_Goal_
From the listing below, pull out all lines with "difference" in them.
** START OF Provided data **
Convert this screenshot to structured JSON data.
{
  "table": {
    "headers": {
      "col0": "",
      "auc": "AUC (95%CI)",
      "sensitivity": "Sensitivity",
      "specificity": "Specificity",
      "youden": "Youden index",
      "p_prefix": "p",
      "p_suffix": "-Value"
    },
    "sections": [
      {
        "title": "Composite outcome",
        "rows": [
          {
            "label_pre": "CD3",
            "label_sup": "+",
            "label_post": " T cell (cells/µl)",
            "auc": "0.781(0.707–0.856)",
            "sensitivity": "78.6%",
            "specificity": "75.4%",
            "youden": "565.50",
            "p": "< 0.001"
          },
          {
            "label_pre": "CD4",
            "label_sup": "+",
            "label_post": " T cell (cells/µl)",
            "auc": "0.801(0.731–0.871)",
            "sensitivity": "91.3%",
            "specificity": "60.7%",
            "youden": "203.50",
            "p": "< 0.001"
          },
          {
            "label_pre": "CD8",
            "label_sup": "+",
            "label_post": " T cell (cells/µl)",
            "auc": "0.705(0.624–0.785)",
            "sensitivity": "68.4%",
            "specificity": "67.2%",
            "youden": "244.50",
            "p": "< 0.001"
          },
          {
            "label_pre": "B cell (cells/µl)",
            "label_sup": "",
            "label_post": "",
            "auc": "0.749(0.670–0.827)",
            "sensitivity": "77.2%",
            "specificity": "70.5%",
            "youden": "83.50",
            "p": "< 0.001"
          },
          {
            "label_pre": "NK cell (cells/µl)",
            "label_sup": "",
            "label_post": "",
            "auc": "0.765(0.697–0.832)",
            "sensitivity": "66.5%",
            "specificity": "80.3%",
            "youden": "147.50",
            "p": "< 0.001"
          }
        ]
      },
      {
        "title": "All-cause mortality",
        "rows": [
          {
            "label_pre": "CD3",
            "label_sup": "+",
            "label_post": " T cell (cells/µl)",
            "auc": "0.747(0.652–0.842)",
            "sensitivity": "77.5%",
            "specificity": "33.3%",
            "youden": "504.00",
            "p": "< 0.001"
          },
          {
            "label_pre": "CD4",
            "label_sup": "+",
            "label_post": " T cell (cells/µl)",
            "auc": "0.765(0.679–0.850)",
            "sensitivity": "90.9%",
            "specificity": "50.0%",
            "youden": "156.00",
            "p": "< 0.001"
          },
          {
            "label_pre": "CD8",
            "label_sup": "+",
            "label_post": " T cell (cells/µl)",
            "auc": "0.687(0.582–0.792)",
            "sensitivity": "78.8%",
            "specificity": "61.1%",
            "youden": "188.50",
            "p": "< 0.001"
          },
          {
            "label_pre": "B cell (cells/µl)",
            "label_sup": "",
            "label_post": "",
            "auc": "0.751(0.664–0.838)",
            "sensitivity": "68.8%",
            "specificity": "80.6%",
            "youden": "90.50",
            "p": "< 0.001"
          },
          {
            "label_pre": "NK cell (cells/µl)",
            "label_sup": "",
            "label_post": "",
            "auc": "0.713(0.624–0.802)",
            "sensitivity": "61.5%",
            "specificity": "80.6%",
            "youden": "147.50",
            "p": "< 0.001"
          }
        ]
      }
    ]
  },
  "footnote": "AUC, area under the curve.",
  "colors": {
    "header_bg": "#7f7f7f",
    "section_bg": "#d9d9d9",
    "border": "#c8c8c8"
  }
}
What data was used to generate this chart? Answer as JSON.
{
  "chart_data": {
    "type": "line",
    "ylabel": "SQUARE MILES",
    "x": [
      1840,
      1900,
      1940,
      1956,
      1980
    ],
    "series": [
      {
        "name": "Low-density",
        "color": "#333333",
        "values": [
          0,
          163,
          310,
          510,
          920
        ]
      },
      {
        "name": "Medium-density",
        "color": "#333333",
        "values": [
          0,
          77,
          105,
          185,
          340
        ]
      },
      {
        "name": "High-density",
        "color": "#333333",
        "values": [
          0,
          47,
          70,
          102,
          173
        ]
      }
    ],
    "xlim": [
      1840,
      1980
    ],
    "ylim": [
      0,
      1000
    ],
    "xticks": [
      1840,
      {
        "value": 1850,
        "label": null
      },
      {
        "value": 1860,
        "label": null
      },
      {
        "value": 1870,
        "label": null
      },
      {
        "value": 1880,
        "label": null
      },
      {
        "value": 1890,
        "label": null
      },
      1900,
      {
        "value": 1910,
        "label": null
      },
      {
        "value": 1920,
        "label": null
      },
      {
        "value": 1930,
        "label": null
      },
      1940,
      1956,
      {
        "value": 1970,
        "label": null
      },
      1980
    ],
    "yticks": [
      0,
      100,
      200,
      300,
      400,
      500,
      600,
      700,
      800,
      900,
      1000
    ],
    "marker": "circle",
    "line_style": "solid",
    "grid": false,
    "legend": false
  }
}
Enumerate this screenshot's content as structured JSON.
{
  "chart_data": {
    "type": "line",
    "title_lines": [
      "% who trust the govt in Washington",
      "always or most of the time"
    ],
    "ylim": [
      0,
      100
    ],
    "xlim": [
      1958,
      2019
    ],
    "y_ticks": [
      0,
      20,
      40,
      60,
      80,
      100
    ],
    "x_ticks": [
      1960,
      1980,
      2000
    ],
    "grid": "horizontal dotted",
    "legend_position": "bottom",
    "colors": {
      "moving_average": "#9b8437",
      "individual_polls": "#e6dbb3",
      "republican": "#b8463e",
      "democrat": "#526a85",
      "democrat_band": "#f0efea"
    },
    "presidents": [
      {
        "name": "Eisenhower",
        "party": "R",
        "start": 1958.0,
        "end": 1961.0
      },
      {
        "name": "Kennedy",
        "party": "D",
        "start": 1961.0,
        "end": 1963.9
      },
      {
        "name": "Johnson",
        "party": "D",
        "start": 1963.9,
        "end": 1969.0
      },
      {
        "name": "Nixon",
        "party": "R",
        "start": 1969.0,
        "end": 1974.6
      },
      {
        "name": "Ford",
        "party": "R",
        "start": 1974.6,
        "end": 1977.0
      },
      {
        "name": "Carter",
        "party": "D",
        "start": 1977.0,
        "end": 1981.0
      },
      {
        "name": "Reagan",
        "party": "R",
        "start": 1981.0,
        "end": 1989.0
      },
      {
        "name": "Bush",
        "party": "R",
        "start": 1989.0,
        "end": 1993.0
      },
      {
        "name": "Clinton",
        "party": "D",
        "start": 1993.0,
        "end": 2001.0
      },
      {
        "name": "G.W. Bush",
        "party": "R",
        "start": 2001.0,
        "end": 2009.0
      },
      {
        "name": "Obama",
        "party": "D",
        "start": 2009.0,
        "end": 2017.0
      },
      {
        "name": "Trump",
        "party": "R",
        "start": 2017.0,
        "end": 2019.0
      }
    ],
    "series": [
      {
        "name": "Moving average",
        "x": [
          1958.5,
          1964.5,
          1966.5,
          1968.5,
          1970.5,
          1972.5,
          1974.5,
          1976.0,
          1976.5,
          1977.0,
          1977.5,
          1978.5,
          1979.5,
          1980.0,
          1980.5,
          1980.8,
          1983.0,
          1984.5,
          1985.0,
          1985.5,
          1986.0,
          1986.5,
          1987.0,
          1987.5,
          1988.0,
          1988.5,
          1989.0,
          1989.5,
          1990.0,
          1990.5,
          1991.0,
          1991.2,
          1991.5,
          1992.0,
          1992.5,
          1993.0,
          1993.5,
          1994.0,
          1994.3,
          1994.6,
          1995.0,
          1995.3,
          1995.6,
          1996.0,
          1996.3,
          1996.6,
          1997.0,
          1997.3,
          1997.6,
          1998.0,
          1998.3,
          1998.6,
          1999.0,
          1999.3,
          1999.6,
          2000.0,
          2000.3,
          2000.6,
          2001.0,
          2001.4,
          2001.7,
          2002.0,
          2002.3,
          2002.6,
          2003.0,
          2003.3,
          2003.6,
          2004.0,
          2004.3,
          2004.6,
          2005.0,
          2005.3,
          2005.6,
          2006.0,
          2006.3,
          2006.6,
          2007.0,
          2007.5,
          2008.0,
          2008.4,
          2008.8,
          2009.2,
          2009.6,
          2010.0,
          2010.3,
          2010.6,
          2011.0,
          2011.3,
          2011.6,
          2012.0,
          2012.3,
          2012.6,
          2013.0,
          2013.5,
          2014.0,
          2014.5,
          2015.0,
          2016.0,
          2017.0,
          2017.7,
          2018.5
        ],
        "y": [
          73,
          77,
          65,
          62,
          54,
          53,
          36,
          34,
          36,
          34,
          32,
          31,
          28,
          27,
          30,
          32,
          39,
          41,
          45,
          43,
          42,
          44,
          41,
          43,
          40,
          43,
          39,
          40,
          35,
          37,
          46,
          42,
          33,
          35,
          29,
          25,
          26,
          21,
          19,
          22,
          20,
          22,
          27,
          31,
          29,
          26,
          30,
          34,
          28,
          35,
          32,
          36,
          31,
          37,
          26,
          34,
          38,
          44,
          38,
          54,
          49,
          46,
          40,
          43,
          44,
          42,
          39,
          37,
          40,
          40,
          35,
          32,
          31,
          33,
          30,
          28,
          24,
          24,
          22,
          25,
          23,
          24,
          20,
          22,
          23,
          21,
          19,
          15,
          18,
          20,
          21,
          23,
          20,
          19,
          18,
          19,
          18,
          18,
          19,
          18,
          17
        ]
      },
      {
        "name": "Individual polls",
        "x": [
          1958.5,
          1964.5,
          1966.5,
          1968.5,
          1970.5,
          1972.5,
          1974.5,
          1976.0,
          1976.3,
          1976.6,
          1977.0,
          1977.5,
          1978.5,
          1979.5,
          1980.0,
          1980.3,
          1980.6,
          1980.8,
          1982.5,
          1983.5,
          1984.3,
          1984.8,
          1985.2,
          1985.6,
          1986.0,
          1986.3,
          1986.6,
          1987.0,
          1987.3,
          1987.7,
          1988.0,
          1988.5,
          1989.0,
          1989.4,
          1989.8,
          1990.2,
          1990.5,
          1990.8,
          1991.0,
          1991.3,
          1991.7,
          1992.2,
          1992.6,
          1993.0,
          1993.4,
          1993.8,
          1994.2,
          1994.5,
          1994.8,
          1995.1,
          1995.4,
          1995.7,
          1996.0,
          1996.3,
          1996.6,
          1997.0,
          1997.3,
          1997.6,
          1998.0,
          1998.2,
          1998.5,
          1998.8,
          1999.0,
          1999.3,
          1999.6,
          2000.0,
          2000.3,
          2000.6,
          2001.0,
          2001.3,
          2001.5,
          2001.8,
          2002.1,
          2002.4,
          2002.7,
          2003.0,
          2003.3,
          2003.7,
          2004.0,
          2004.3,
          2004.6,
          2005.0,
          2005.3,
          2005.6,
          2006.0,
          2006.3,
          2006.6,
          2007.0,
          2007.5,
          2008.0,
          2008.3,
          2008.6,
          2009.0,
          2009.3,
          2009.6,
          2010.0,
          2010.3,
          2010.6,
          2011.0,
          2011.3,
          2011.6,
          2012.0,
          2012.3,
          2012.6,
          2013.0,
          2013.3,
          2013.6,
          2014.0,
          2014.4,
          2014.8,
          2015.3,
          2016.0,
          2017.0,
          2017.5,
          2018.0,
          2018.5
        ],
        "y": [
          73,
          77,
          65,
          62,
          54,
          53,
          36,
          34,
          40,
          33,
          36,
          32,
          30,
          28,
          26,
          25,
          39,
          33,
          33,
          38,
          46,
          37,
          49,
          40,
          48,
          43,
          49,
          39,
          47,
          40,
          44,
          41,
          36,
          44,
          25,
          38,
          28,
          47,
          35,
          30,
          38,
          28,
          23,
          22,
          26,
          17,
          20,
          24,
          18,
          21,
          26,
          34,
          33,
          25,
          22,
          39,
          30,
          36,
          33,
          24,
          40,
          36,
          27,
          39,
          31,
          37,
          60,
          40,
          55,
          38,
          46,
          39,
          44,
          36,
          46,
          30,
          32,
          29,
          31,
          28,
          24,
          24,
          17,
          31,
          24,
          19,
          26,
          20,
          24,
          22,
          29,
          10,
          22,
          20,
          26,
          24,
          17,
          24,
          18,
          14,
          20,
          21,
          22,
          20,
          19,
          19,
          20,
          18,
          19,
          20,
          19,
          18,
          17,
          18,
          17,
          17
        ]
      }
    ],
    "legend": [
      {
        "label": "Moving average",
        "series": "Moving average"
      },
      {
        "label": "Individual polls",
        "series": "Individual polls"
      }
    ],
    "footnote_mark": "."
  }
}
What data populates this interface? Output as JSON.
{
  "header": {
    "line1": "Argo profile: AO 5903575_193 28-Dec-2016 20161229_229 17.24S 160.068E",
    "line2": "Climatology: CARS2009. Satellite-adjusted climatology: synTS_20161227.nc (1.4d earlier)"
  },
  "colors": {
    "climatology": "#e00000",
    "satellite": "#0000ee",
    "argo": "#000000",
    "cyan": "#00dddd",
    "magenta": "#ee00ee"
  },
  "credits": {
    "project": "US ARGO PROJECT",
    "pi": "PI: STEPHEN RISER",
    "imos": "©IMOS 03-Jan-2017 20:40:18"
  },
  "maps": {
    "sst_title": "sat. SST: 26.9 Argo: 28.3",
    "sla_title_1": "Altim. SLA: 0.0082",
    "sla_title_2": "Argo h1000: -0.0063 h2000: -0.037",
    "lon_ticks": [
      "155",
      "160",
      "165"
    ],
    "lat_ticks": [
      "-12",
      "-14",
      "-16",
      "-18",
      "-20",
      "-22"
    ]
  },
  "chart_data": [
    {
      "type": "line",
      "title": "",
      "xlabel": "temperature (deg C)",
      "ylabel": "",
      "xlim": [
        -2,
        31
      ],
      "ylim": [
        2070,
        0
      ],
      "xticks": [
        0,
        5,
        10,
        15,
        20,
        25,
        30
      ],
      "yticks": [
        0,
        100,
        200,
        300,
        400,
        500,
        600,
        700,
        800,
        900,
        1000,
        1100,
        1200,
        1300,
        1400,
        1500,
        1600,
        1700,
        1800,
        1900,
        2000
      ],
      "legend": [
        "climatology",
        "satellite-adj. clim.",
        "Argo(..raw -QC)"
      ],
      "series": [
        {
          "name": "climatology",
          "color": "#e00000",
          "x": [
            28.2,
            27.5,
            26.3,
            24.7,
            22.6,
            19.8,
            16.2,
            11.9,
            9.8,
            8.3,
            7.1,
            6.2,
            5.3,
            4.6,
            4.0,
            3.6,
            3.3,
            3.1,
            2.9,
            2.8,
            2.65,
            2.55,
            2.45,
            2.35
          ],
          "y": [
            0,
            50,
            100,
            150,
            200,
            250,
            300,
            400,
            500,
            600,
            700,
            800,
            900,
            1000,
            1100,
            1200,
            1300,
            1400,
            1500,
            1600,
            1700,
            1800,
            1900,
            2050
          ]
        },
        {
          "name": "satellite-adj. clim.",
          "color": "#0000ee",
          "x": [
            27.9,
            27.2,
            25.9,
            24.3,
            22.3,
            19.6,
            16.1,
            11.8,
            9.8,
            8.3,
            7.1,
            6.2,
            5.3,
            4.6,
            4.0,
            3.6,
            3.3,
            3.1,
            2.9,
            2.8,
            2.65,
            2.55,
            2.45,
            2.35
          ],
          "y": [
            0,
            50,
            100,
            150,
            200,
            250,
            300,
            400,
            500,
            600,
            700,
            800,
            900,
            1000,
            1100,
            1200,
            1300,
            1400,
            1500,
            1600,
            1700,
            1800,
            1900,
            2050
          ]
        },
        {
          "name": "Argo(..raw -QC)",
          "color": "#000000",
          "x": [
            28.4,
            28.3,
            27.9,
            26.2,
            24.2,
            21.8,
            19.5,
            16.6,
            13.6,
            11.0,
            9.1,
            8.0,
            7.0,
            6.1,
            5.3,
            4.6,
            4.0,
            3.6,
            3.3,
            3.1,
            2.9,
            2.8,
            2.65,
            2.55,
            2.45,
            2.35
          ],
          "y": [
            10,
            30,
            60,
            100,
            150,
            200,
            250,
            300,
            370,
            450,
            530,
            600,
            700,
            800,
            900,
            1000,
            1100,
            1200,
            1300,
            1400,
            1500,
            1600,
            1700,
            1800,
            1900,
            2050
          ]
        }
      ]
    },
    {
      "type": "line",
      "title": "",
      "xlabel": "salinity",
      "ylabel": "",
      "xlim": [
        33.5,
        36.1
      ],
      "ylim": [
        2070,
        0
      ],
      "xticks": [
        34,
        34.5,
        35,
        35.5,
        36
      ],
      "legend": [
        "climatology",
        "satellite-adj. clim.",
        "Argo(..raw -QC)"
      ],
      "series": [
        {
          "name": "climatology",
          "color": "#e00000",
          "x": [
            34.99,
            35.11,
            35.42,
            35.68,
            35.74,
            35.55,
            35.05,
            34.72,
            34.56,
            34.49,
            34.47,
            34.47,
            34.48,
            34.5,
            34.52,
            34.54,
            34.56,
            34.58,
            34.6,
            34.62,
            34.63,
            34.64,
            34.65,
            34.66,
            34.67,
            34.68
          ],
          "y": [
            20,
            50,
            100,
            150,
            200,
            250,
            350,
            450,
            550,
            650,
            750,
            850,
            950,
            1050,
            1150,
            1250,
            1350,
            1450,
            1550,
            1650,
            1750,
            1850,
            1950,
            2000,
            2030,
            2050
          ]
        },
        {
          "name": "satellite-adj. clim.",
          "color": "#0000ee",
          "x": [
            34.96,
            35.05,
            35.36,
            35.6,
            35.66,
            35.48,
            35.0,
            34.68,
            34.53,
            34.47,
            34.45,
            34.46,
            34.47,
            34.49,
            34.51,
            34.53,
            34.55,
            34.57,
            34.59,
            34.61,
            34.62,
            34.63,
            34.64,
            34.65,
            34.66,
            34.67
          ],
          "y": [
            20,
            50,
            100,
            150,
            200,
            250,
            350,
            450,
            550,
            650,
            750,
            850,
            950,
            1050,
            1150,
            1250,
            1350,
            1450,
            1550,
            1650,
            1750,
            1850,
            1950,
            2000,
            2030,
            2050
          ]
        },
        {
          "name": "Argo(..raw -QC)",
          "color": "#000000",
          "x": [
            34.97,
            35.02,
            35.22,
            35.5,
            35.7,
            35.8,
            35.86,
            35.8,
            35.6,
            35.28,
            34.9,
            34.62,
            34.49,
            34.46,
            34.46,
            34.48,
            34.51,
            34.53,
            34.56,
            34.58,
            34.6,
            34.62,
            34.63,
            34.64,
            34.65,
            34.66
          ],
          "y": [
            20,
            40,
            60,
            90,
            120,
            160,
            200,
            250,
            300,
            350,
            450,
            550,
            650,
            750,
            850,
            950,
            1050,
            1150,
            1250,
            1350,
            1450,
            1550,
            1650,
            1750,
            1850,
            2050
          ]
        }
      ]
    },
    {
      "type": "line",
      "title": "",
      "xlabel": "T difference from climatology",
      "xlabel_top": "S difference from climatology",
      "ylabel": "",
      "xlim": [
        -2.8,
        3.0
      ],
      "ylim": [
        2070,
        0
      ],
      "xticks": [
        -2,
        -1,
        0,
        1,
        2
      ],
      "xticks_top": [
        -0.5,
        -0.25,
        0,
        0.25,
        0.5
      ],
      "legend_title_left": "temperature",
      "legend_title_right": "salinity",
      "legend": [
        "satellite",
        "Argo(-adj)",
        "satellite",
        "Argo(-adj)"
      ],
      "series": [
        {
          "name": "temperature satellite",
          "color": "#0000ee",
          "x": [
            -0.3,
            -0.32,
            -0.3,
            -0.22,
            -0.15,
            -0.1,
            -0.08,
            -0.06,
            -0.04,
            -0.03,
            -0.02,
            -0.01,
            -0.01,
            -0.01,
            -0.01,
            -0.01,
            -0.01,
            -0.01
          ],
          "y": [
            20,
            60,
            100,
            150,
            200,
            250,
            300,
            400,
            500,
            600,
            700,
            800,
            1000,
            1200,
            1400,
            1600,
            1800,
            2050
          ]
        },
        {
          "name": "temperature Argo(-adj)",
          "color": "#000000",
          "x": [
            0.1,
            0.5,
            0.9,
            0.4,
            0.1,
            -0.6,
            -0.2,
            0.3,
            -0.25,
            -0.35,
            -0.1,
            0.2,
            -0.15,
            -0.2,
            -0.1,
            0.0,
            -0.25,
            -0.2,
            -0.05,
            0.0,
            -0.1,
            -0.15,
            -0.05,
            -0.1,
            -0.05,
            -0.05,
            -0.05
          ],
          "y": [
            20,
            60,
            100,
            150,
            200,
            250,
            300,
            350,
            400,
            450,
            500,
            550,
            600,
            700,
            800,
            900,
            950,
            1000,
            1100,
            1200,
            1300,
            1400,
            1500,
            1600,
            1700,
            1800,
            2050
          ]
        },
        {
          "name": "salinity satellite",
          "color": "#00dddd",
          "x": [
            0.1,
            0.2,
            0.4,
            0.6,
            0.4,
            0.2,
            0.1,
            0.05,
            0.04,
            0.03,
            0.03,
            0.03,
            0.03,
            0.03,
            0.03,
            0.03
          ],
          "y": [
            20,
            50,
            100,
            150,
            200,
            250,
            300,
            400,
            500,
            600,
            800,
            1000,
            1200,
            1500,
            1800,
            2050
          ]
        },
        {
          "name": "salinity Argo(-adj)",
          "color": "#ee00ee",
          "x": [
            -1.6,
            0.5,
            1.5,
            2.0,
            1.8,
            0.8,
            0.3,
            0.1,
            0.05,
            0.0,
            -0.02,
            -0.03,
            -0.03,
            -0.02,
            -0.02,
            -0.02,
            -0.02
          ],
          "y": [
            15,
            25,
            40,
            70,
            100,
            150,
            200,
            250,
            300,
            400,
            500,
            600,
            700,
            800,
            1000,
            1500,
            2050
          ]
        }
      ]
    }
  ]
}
** END OF Provided data **
_Result of the exercise_
      "xlabel": "T difference from climatology",
      "xlabel_top": "S difference from climatology",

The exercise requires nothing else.